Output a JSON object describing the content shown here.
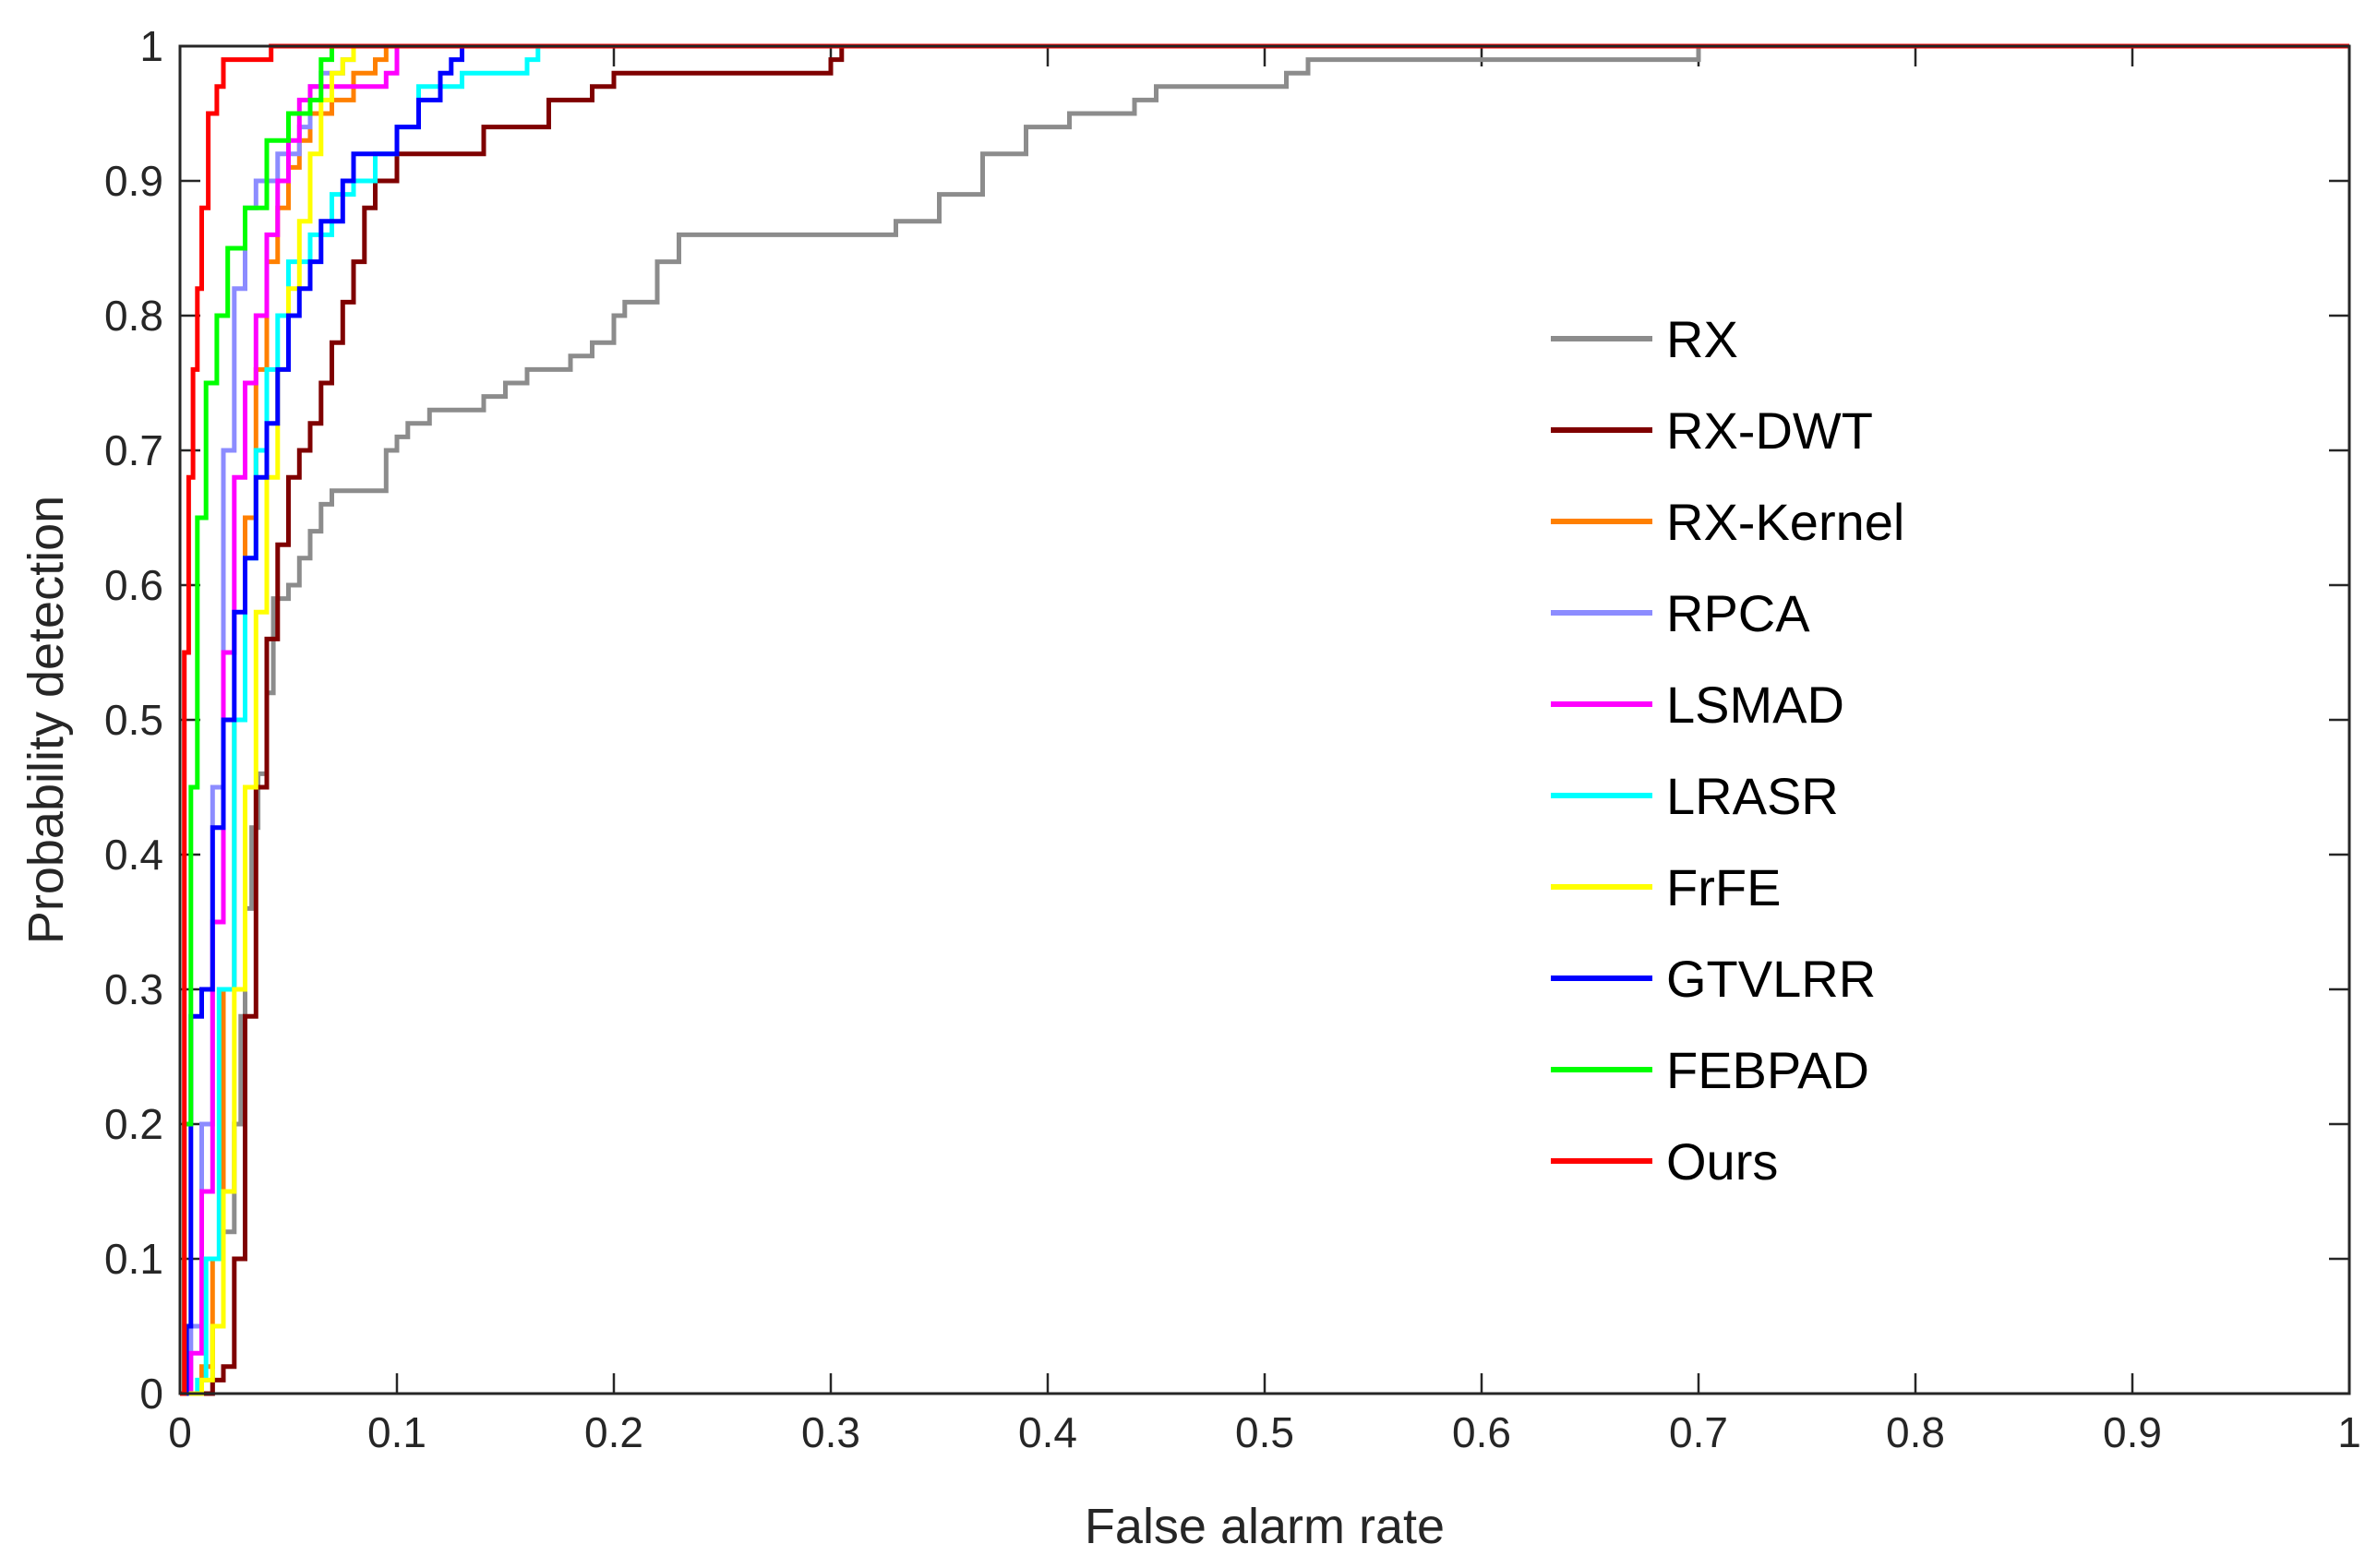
{
  "chart_data": {
    "type": "line",
    "title": "",
    "xlabel": "False alarm rate",
    "ylabel": "Probability detection",
    "xlim": [
      0,
      1
    ],
    "ylim": [
      0,
      1
    ],
    "xticks": [
      0,
      0.1,
      0.2,
      0.3,
      0.4,
      0.5,
      0.6,
      0.7,
      0.8,
      0.9,
      1
    ],
    "yticks": [
      0,
      0.1,
      0.2,
      0.3,
      0.4,
      0.5,
      0.6,
      0.7,
      0.8,
      0.9,
      1
    ],
    "xtick_labels": [
      "0",
      "0.1",
      "0.2",
      "0.3",
      "0.4",
      "0.5",
      "0.6",
      "0.7",
      "0.8",
      "0.9",
      "1"
    ],
    "ytick_labels": [
      "0",
      "0.1",
      "0.2",
      "0.3",
      "0.4",
      "0.5",
      "0.6",
      "0.7",
      "0.8",
      "0.9",
      "1"
    ],
    "grid": false,
    "legend_position": "center-right",
    "series": [
      {
        "name": "RX",
        "color": "#8c8c8c",
        "points": [
          [
            0,
            0
          ],
          [
            0.01,
            0
          ],
          [
            0.015,
            0.05
          ],
          [
            0.02,
            0.12
          ],
          [
            0.025,
            0.2
          ],
          [
            0.028,
            0.28
          ],
          [
            0.03,
            0.36
          ],
          [
            0.033,
            0.42
          ],
          [
            0.036,
            0.46
          ],
          [
            0.04,
            0.52
          ],
          [
            0.043,
            0.59
          ],
          [
            0.05,
            0.6
          ],
          [
            0.055,
            0.62
          ],
          [
            0.06,
            0.64
          ],
          [
            0.065,
            0.66
          ],
          [
            0.07,
            0.67
          ],
          [
            0.09,
            0.67
          ],
          [
            0.095,
            0.7
          ],
          [
            0.1,
            0.71
          ],
          [
            0.105,
            0.72
          ],
          [
            0.115,
            0.73
          ],
          [
            0.14,
            0.74
          ],
          [
            0.15,
            0.75
          ],
          [
            0.16,
            0.76
          ],
          [
            0.18,
            0.77
          ],
          [
            0.19,
            0.78
          ],
          [
            0.2,
            0.8
          ],
          [
            0.205,
            0.81
          ],
          [
            0.22,
            0.84
          ],
          [
            0.23,
            0.86
          ],
          [
            0.32,
            0.86
          ],
          [
            0.33,
            0.87
          ],
          [
            0.35,
            0.89
          ],
          [
            0.37,
            0.92
          ],
          [
            0.39,
            0.94
          ],
          [
            0.41,
            0.95
          ],
          [
            0.44,
            0.96
          ],
          [
            0.45,
            0.97
          ],
          [
            0.51,
            0.98
          ],
          [
            0.52,
            0.99
          ],
          [
            0.7,
            0.99
          ],
          [
            0.7,
            1
          ],
          [
            1,
            1
          ]
        ]
      },
      {
        "name": "RX-DWT",
        "color": "#7f0000",
        "points": [
          [
            0,
            0
          ],
          [
            0.012,
            0
          ],
          [
            0.015,
            0.01
          ],
          [
            0.02,
            0.02
          ],
          [
            0.025,
            0.1
          ],
          [
            0.03,
            0.28
          ],
          [
            0.035,
            0.45
          ],
          [
            0.04,
            0.56
          ],
          [
            0.045,
            0.63
          ],
          [
            0.05,
            0.68
          ],
          [
            0.055,
            0.7
          ],
          [
            0.06,
            0.72
          ],
          [
            0.065,
            0.75
          ],
          [
            0.07,
            0.78
          ],
          [
            0.075,
            0.81
          ],
          [
            0.08,
            0.84
          ],
          [
            0.085,
            0.88
          ],
          [
            0.09,
            0.9
          ],
          [
            0.1,
            0.92
          ],
          [
            0.135,
            0.92
          ],
          [
            0.14,
            0.94
          ],
          [
            0.165,
            0.94
          ],
          [
            0.17,
            0.96
          ],
          [
            0.19,
            0.97
          ],
          [
            0.2,
            0.98
          ],
          [
            0.3,
            0.99
          ],
          [
            0.305,
            1
          ],
          [
            1,
            1
          ]
        ]
      },
      {
        "name": "RX-Kernel",
        "color": "#ff8000",
        "points": [
          [
            0,
            0
          ],
          [
            0.01,
            0.02
          ],
          [
            0.015,
            0.1
          ],
          [
            0.02,
            0.3
          ],
          [
            0.025,
            0.5
          ],
          [
            0.03,
            0.65
          ],
          [
            0.035,
            0.76
          ],
          [
            0.04,
            0.84
          ],
          [
            0.045,
            0.88
          ],
          [
            0.05,
            0.91
          ],
          [
            0.055,
            0.93
          ],
          [
            0.06,
            0.95
          ],
          [
            0.07,
            0.96
          ],
          [
            0.08,
            0.98
          ],
          [
            0.09,
            0.99
          ],
          [
            0.095,
            1
          ],
          [
            1,
            1
          ]
        ]
      },
      {
        "name": "RPCA",
        "color": "#8c8cff",
        "points": [
          [
            0,
            0
          ],
          [
            0.005,
            0.05
          ],
          [
            0.01,
            0.2
          ],
          [
            0.015,
            0.45
          ],
          [
            0.02,
            0.7
          ],
          [
            0.025,
            0.82
          ],
          [
            0.03,
            0.88
          ],
          [
            0.035,
            0.9
          ],
          [
            0.045,
            0.92
          ],
          [
            0.055,
            0.94
          ],
          [
            0.06,
            0.97
          ],
          [
            0.065,
            0.98
          ],
          [
            0.075,
            0.99
          ],
          [
            0.08,
            1
          ],
          [
            1,
            1
          ]
        ]
      },
      {
        "name": "LSMAD",
        "color": "#ff00ff",
        "points": [
          [
            0,
            0
          ],
          [
            0.005,
            0.03
          ],
          [
            0.01,
            0.15
          ],
          [
            0.015,
            0.35
          ],
          [
            0.02,
            0.55
          ],
          [
            0.025,
            0.68
          ],
          [
            0.03,
            0.75
          ],
          [
            0.035,
            0.8
          ],
          [
            0.04,
            0.86
          ],
          [
            0.045,
            0.9
          ],
          [
            0.05,
            0.93
          ],
          [
            0.055,
            0.96
          ],
          [
            0.06,
            0.97
          ],
          [
            0.095,
            0.98
          ],
          [
            0.1,
            1
          ],
          [
            1,
            1
          ]
        ]
      },
      {
        "name": "LRASR",
        "color": "#00ffff",
        "points": [
          [
            0,
            0
          ],
          [
            0.008,
            0.01
          ],
          [
            0.012,
            0.1
          ],
          [
            0.018,
            0.3
          ],
          [
            0.025,
            0.5
          ],
          [
            0.03,
            0.62
          ],
          [
            0.035,
            0.7
          ],
          [
            0.04,
            0.76
          ],
          [
            0.045,
            0.8
          ],
          [
            0.05,
            0.84
          ],
          [
            0.06,
            0.86
          ],
          [
            0.07,
            0.89
          ],
          [
            0.08,
            0.9
          ],
          [
            0.09,
            0.92
          ],
          [
            0.1,
            0.94
          ],
          [
            0.11,
            0.97
          ],
          [
            0.13,
            0.98
          ],
          [
            0.16,
            0.99
          ],
          [
            0.165,
            1
          ],
          [
            1,
            1
          ]
        ]
      },
      {
        "name": "FrFE",
        "color": "#ffff00",
        "points": [
          [
            0,
            0
          ],
          [
            0.01,
            0.01
          ],
          [
            0.015,
            0.05
          ],
          [
            0.02,
            0.15
          ],
          [
            0.025,
            0.3
          ],
          [
            0.03,
            0.45
          ],
          [
            0.035,
            0.58
          ],
          [
            0.04,
            0.68
          ],
          [
            0.045,
            0.76
          ],
          [
            0.05,
            0.82
          ],
          [
            0.055,
            0.87
          ],
          [
            0.06,
            0.92
          ],
          [
            0.065,
            0.96
          ],
          [
            0.07,
            0.98
          ],
          [
            0.075,
            0.99
          ],
          [
            0.08,
            1
          ],
          [
            1,
            1
          ]
        ]
      },
      {
        "name": "GTVLRR",
        "color": "#0000ff",
        "points": [
          [
            0,
            0
          ],
          [
            0.003,
            0.05
          ],
          [
            0.005,
            0.28
          ],
          [
            0.01,
            0.3
          ],
          [
            0.015,
            0.42
          ],
          [
            0.02,
            0.5
          ],
          [
            0.025,
            0.58
          ],
          [
            0.03,
            0.62
          ],
          [
            0.035,
            0.68
          ],
          [
            0.04,
            0.72
          ],
          [
            0.045,
            0.76
          ],
          [
            0.05,
            0.8
          ],
          [
            0.055,
            0.82
          ],
          [
            0.06,
            0.84
          ],
          [
            0.065,
            0.87
          ],
          [
            0.075,
            0.9
          ],
          [
            0.08,
            0.92
          ],
          [
            0.1,
            0.94
          ],
          [
            0.11,
            0.96
          ],
          [
            0.12,
            0.98
          ],
          [
            0.125,
            0.99
          ],
          [
            0.13,
            1
          ],
          [
            1,
            1
          ]
        ]
      },
      {
        "name": "FEBPAD",
        "color": "#00ff00",
        "points": [
          [
            0,
            0
          ],
          [
            0.002,
            0.2
          ],
          [
            0.005,
            0.45
          ],
          [
            0.008,
            0.65
          ],
          [
            0.012,
            0.75
          ],
          [
            0.017,
            0.8
          ],
          [
            0.022,
            0.85
          ],
          [
            0.03,
            0.88
          ],
          [
            0.04,
            0.93
          ],
          [
            0.05,
            0.95
          ],
          [
            0.06,
            0.96
          ],
          [
            0.065,
            0.99
          ],
          [
            0.07,
            1
          ],
          [
            1,
            1
          ]
        ]
      },
      {
        "name": "Ours",
        "color": "#ff0000",
        "points": [
          [
            0,
            0
          ],
          [
            0.002,
            0.55
          ],
          [
            0.004,
            0.68
          ],
          [
            0.006,
            0.76
          ],
          [
            0.008,
            0.82
          ],
          [
            0.01,
            0.88
          ],
          [
            0.013,
            0.95
          ],
          [
            0.017,
            0.97
          ],
          [
            0.02,
            0.99
          ],
          [
            0.04,
            0.99
          ],
          [
            0.042,
            1
          ],
          [
            1,
            1
          ]
        ]
      }
    ]
  }
}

# # # # #

> [REQUEST] Find every line that has "color" in it, then return those lines.

> [SOLUTION]
        "color": "#8c8c8c",
        "color": "#7f0000",
        "color": "#ff8000",
        "color": "#8c8cff",
        "color": "#ff00ff",
        "color": "#00ffff",
        "color": "#ffff00",
        "color": "#0000ff",
        "color": "#00ff00",
        "color": "#ff0000",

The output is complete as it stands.